Task details:
Reproduce the rows below verbatim, beginning with the first one and stopping after the line that contains "- dose-cell: 11,2: [518, 1768, 627, 1806]", with that line included.

Provided data:
========

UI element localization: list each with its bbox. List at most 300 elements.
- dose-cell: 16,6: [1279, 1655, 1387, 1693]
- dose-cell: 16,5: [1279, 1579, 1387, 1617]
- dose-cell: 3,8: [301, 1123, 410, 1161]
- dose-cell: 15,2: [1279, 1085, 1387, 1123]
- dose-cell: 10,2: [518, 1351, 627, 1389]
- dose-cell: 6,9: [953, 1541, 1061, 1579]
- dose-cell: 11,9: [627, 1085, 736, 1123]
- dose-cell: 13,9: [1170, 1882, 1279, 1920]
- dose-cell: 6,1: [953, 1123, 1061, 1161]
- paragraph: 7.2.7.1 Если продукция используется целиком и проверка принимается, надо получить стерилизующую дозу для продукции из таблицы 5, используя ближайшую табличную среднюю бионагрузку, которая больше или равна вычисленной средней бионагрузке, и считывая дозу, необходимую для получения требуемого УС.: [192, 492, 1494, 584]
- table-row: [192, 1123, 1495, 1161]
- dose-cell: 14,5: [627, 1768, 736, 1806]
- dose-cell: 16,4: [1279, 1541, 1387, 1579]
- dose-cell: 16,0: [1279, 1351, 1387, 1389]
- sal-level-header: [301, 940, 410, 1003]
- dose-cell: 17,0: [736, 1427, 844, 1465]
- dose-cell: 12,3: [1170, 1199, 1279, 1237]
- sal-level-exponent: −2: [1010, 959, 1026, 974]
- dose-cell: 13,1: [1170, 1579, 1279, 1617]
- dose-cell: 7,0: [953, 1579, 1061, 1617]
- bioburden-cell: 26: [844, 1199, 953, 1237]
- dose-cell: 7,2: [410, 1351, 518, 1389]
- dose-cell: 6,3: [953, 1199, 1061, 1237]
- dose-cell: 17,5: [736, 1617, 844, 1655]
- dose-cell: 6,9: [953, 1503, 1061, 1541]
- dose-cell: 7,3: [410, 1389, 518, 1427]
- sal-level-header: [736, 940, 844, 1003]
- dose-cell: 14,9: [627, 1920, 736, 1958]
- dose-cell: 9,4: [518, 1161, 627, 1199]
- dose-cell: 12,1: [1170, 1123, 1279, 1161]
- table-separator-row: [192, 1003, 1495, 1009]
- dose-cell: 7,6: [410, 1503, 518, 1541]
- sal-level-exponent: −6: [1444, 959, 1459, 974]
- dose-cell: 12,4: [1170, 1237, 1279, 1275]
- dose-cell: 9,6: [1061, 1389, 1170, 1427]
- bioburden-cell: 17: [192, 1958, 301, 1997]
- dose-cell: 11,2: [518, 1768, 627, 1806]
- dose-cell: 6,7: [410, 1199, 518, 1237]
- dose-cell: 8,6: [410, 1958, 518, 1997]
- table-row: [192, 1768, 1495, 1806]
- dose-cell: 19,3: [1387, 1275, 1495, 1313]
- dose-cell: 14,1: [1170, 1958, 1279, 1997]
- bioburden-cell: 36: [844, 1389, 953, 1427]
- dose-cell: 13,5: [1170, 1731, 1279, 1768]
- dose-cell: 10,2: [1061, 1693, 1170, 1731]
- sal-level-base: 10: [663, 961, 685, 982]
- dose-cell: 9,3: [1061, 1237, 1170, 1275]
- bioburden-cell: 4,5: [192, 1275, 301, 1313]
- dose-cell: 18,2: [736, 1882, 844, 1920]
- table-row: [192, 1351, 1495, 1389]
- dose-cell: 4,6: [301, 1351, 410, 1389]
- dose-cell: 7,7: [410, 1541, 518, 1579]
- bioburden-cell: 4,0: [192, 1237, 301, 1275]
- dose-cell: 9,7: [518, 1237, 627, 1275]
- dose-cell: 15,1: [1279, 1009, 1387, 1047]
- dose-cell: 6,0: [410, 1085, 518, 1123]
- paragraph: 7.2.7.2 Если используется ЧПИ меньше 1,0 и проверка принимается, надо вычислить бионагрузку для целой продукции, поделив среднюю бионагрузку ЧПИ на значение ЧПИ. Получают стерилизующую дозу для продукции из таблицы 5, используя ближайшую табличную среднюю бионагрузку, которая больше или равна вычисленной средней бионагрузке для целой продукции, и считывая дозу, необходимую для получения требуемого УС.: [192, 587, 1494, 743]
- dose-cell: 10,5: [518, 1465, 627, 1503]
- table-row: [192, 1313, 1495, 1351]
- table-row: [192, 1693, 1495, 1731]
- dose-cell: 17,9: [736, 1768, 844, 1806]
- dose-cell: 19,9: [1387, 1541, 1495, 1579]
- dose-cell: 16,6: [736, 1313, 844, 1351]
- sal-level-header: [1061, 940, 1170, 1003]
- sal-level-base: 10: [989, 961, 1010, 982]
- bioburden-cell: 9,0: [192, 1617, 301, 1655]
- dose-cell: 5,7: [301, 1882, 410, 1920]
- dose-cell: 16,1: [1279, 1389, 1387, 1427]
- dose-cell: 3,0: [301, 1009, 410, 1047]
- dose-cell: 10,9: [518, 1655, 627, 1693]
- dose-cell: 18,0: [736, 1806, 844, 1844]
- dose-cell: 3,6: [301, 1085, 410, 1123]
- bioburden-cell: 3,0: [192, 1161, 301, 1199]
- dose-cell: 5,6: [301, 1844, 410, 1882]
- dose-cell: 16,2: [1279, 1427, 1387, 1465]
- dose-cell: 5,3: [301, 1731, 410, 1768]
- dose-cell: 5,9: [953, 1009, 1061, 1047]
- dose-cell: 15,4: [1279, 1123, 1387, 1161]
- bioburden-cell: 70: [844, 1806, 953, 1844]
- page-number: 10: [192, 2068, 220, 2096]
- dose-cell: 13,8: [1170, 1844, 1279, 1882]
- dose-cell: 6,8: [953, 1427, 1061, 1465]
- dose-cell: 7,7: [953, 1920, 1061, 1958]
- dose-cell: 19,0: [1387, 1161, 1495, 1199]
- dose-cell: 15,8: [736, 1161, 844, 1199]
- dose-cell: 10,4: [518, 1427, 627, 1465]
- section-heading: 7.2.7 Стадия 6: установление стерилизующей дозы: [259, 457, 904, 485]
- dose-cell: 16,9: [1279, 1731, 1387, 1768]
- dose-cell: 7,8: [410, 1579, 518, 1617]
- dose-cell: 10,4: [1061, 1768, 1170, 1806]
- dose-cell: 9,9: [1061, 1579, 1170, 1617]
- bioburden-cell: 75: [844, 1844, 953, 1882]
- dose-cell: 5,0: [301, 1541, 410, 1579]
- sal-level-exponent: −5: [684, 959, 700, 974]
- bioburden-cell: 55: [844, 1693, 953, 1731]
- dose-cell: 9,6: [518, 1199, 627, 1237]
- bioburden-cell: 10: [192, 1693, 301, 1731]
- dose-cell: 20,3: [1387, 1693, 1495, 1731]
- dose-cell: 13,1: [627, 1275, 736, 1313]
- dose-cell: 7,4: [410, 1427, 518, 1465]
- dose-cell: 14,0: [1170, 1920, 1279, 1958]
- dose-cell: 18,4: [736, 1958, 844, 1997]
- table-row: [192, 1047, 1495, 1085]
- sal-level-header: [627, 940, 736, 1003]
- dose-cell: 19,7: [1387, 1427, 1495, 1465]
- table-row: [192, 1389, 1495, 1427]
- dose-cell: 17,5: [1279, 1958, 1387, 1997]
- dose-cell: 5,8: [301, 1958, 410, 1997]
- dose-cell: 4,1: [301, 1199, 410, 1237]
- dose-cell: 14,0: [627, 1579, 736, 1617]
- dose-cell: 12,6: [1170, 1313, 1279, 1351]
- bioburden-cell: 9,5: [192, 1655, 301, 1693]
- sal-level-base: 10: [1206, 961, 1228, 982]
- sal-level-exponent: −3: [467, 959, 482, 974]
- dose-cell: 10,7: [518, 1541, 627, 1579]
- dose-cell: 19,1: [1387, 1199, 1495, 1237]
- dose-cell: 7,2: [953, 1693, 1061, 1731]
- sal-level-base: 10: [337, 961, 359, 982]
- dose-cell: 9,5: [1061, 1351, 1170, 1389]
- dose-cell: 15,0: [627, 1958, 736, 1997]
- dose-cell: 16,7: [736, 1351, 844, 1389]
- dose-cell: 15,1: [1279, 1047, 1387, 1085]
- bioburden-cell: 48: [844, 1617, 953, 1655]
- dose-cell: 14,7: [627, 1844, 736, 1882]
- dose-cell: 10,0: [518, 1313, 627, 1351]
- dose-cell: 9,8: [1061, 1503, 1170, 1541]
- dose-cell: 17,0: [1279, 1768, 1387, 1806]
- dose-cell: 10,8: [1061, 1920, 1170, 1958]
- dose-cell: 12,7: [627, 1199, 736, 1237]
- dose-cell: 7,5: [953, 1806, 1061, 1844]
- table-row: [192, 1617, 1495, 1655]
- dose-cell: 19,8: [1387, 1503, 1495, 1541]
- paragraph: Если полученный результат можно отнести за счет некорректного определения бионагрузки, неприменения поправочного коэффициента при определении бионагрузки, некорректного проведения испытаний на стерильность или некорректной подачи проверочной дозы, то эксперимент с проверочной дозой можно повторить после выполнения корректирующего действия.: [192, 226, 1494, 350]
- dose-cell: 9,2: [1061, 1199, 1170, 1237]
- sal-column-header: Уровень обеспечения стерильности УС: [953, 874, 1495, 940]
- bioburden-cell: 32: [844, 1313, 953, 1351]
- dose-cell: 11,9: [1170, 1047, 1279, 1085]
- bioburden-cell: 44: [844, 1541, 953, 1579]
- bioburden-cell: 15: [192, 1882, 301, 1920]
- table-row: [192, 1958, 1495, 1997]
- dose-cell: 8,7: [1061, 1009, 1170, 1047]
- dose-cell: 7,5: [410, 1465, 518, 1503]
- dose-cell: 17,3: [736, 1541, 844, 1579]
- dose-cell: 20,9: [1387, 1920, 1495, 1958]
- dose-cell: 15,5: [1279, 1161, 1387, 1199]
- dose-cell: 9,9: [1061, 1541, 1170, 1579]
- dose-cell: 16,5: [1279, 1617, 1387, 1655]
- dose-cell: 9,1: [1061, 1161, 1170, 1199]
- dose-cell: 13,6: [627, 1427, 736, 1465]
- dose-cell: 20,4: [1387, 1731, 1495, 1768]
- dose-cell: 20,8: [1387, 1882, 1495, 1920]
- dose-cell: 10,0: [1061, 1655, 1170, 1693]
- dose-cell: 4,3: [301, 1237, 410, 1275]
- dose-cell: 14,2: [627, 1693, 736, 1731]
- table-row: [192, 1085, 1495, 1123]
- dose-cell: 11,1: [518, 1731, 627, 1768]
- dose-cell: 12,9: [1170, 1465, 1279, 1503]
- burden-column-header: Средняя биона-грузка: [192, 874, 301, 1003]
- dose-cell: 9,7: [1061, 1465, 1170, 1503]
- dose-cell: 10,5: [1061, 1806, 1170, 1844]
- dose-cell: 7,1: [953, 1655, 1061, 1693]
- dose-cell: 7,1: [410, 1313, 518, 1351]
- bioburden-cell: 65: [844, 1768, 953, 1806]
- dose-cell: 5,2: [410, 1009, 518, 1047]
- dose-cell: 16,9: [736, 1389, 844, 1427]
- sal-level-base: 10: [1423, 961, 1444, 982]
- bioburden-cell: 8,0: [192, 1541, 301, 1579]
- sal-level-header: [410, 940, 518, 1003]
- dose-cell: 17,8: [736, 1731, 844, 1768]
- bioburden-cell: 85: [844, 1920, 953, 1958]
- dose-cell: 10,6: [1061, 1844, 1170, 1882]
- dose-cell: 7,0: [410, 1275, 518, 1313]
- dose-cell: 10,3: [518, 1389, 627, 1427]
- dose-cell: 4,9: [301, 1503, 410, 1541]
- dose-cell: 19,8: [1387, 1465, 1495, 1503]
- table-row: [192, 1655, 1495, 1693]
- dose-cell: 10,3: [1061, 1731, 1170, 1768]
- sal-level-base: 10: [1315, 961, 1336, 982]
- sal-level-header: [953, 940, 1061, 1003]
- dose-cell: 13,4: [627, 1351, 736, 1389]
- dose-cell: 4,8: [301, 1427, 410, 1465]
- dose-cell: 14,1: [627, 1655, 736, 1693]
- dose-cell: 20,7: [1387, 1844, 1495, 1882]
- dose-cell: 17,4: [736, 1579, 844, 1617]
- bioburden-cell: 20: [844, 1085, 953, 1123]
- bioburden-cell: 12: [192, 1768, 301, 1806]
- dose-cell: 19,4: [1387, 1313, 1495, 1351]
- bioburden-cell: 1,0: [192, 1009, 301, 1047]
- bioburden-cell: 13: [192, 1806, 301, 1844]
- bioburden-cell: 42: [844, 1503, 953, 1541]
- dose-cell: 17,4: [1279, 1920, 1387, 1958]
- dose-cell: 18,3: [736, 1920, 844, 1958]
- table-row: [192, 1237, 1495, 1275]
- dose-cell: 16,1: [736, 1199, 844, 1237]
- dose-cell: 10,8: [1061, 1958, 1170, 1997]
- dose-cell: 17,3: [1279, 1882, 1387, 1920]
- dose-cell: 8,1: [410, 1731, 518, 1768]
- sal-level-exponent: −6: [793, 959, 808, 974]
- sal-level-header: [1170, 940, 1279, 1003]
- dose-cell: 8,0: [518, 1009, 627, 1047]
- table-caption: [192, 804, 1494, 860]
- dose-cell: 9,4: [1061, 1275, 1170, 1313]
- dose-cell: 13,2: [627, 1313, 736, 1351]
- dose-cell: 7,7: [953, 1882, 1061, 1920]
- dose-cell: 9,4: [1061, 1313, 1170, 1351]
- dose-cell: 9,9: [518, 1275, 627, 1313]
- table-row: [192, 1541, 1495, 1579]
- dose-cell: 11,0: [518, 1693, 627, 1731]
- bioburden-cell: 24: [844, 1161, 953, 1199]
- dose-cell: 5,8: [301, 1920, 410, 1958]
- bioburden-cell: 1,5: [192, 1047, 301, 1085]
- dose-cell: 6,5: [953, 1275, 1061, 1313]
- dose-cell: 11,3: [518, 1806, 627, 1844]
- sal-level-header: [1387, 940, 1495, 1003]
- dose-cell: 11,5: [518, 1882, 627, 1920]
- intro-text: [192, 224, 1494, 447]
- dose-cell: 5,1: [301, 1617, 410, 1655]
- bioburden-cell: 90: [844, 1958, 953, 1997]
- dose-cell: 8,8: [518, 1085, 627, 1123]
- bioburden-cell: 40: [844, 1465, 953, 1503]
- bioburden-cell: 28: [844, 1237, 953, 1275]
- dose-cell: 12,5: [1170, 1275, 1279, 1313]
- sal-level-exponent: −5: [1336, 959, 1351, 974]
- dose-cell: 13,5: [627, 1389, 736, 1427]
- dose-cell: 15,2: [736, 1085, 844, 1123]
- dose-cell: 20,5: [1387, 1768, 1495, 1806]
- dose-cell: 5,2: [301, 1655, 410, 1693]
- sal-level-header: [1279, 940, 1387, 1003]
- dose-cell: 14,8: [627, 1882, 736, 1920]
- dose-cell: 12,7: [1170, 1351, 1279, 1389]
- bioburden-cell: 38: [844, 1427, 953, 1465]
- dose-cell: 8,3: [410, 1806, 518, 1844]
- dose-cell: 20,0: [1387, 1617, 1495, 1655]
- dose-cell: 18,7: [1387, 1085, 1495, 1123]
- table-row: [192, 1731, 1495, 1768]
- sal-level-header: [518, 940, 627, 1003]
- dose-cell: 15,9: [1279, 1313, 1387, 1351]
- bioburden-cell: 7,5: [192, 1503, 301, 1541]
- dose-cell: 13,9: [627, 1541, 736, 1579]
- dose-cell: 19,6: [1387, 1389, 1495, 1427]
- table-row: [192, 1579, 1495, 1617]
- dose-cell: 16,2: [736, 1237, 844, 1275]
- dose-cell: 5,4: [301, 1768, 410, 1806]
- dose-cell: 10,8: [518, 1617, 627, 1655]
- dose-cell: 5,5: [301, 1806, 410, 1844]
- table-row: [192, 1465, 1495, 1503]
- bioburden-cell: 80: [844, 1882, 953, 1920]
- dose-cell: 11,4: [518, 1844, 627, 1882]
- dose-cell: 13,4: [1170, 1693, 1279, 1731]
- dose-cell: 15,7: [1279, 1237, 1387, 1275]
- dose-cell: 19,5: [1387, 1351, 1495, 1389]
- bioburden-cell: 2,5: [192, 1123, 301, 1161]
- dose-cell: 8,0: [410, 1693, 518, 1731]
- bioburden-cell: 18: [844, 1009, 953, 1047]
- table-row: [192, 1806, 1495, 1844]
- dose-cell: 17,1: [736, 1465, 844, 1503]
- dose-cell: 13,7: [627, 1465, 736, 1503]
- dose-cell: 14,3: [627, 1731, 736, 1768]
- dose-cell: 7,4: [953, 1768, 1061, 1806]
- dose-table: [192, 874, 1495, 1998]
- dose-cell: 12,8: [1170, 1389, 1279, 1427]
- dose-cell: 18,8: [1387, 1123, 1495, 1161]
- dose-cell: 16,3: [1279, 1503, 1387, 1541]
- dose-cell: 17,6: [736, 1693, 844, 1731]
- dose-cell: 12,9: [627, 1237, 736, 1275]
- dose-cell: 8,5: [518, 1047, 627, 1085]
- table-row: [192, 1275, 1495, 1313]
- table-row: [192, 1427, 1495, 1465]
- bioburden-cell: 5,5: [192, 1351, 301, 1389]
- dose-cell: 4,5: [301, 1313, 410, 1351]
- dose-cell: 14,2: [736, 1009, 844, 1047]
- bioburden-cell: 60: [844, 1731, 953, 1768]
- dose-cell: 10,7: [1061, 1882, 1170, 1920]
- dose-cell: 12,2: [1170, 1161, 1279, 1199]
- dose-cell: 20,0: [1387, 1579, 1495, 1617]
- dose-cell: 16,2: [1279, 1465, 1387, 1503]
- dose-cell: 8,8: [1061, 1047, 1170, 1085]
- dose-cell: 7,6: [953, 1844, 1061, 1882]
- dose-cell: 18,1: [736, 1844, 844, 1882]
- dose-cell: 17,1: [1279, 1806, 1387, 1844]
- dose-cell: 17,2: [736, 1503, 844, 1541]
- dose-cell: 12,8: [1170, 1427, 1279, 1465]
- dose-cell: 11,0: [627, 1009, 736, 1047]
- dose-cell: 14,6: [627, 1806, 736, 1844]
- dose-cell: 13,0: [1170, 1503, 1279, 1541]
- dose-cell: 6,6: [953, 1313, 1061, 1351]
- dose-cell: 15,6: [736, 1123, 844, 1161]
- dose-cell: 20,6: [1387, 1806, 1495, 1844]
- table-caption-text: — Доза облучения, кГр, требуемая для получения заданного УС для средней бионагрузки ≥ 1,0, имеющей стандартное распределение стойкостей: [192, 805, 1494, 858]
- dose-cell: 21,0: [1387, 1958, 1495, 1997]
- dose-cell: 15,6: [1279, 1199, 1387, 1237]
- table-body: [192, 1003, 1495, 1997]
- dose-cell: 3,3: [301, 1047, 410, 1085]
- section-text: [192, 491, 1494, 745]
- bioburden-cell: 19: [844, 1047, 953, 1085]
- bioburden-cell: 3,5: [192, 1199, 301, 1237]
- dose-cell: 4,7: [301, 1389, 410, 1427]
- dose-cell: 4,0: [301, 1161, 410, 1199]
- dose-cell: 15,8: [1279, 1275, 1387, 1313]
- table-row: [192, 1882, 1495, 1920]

========

Solution for this exercise:
UI element localization: list each with its bbox. List at most 300 elements.
- dose-cell: 16,6: [1279, 1655, 1387, 1693]
- dose-cell: 16,5: [1279, 1579, 1387, 1617]
- dose-cell: 3,8: [301, 1123, 410, 1161]
- dose-cell: 15,2: [1279, 1085, 1387, 1123]
- dose-cell: 10,2: [518, 1351, 627, 1389]
- dose-cell: 6,9: [953, 1541, 1061, 1579]
- dose-cell: 11,9: [627, 1085, 736, 1123]
- dose-cell: 13,9: [1170, 1882, 1279, 1920]
- dose-cell: 6,1: [953, 1123, 1061, 1161]
- paragraph: 7.2.7.1 Если продукция используется целиком и проверка принимается, надо получить стерилизующую дозу для продукции из таблицы 5, используя ближайшую табличную среднюю бионагрузку, которая больше или равна вычисленной средней бионагрузке, и считывая дозу, необходимую для получения требуемого УС.: [192, 492, 1494, 584]
- table-row: [192, 1123, 1495, 1161]
- dose-cell: 14,5: [627, 1768, 736, 1806]
- dose-cell: 16,4: [1279, 1541, 1387, 1579]
- dose-cell: 16,0: [1279, 1351, 1387, 1389]
- sal-level-header: [301, 940, 410, 1003]
- dose-cell: 17,0: [736, 1427, 844, 1465]
- dose-cell: 12,3: [1170, 1199, 1279, 1237]
- sal-level-exponent: −2: [1010, 959, 1026, 974]
- dose-cell: 13,1: [1170, 1579, 1279, 1617]
- dose-cell: 7,0: [953, 1579, 1061, 1617]
- bioburden-cell: 26: [844, 1199, 953, 1237]
- dose-cell: 7,2: [410, 1351, 518, 1389]
- dose-cell: 6,3: [953, 1199, 1061, 1237]
- dose-cell: 17,5: [736, 1617, 844, 1655]
- dose-cell: 6,9: [953, 1503, 1061, 1541]
- dose-cell: 7,3: [410, 1389, 518, 1427]
- sal-level-header: [736, 940, 844, 1003]
- dose-cell: 14,9: [627, 1920, 736, 1958]
- dose-cell: 9,4: [518, 1161, 627, 1199]
- dose-cell: 12,1: [1170, 1123, 1279, 1161]
- table-separator-row: [192, 1003, 1495, 1009]
- dose-cell: 7,6: [410, 1503, 518, 1541]
- sal-level-exponent: −6: [1444, 959, 1459, 974]
- dose-cell: 12,4: [1170, 1237, 1279, 1275]
- dose-cell: 9,6: [1061, 1389, 1170, 1427]
- bioburden-cell: 17: [192, 1958, 301, 1997]
- dose-cell: 11,2: [518, 1768, 627, 1806]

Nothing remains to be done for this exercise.